▶ What you should do: Identify the lines holding "name" and copy them.

▶ Dataset records:
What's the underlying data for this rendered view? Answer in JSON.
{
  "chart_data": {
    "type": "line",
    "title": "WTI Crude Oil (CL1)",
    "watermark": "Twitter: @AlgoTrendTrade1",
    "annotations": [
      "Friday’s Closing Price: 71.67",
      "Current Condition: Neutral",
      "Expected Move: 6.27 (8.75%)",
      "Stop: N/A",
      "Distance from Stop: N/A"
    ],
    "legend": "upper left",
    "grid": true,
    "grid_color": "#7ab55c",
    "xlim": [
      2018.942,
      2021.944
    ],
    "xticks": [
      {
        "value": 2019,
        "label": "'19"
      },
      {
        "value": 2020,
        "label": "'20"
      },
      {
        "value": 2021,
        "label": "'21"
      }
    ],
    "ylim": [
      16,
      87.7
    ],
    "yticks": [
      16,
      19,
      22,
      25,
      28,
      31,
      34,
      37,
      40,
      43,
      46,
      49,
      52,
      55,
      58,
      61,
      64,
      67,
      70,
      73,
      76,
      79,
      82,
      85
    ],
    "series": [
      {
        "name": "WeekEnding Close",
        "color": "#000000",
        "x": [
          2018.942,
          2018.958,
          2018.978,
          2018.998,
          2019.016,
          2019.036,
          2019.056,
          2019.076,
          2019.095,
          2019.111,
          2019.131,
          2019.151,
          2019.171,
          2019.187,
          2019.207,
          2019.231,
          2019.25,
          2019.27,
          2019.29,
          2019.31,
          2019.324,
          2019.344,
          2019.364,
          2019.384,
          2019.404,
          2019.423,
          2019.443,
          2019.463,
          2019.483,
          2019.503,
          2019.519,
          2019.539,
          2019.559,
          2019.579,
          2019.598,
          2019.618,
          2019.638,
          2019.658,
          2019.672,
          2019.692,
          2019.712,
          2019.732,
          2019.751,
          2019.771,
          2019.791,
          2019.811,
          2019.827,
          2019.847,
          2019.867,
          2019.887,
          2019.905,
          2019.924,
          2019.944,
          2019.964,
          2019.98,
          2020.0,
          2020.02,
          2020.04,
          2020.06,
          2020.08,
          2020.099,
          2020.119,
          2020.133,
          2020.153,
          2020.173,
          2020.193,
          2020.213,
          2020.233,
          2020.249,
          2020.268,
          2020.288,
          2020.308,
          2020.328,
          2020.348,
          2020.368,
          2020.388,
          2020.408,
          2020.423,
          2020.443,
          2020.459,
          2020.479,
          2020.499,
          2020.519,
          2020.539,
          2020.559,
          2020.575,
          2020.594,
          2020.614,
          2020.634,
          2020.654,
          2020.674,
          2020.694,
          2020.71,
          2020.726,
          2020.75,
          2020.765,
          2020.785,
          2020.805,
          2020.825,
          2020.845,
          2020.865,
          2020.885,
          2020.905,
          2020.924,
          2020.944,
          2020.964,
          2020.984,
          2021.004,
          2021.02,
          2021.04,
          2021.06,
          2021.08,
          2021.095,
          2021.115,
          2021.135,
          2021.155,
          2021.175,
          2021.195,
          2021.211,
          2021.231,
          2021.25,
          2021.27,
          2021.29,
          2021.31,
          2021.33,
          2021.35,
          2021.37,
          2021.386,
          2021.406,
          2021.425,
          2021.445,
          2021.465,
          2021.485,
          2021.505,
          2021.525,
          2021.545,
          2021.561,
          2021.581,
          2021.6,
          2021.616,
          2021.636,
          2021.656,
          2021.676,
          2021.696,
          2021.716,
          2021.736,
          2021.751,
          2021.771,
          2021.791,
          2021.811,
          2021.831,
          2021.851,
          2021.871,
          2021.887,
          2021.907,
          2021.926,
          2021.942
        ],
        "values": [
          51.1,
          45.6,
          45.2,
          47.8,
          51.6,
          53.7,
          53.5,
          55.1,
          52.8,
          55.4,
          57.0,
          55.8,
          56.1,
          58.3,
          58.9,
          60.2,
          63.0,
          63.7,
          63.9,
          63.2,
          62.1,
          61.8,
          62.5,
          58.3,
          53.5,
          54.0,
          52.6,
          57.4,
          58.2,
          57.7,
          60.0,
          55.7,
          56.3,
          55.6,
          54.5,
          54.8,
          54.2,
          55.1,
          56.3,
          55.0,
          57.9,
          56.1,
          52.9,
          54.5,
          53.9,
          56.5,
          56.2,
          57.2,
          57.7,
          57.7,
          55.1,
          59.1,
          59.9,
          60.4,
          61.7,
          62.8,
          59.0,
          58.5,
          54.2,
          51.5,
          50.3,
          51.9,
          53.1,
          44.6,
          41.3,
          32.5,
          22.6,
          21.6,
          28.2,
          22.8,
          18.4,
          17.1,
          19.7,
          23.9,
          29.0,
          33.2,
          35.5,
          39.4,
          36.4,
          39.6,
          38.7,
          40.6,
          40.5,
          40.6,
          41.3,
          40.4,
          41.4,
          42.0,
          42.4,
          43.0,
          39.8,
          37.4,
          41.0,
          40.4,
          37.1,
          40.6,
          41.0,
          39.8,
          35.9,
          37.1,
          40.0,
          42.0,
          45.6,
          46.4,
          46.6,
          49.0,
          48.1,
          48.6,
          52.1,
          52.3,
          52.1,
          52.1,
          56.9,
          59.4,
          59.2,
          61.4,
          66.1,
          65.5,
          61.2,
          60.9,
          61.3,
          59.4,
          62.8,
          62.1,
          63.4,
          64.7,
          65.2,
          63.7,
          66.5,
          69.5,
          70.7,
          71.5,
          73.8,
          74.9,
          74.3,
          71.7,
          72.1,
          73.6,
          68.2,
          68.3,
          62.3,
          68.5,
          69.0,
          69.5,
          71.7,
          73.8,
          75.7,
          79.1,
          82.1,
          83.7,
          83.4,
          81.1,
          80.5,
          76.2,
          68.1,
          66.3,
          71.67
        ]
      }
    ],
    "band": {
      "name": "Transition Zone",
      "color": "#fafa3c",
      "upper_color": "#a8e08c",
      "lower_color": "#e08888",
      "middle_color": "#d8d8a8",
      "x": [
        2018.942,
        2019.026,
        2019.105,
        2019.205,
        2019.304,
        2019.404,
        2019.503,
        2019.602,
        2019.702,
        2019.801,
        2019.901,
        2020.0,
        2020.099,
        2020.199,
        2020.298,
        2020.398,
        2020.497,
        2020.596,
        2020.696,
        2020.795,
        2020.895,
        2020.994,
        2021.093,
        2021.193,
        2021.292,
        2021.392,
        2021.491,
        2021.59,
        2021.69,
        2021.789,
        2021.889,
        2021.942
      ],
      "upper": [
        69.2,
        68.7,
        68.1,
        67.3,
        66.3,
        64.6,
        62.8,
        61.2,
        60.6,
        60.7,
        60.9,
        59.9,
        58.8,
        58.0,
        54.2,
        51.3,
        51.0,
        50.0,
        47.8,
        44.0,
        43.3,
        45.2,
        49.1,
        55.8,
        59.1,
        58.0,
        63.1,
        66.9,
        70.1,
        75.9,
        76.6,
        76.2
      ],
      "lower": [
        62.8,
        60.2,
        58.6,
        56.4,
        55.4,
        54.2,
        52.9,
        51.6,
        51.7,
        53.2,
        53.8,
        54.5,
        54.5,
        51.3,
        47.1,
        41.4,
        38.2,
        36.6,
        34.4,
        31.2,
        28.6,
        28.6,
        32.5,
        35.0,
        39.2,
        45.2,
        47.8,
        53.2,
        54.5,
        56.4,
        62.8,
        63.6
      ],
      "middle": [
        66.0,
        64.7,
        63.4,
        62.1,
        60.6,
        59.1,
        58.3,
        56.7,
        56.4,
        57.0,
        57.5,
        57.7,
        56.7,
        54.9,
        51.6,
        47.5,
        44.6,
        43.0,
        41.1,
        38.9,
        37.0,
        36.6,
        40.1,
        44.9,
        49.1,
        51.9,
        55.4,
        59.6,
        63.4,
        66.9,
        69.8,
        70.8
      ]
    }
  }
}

▶ Exercise result:
        "name": "WeekEnding Close",
      "name": "Transition Zone",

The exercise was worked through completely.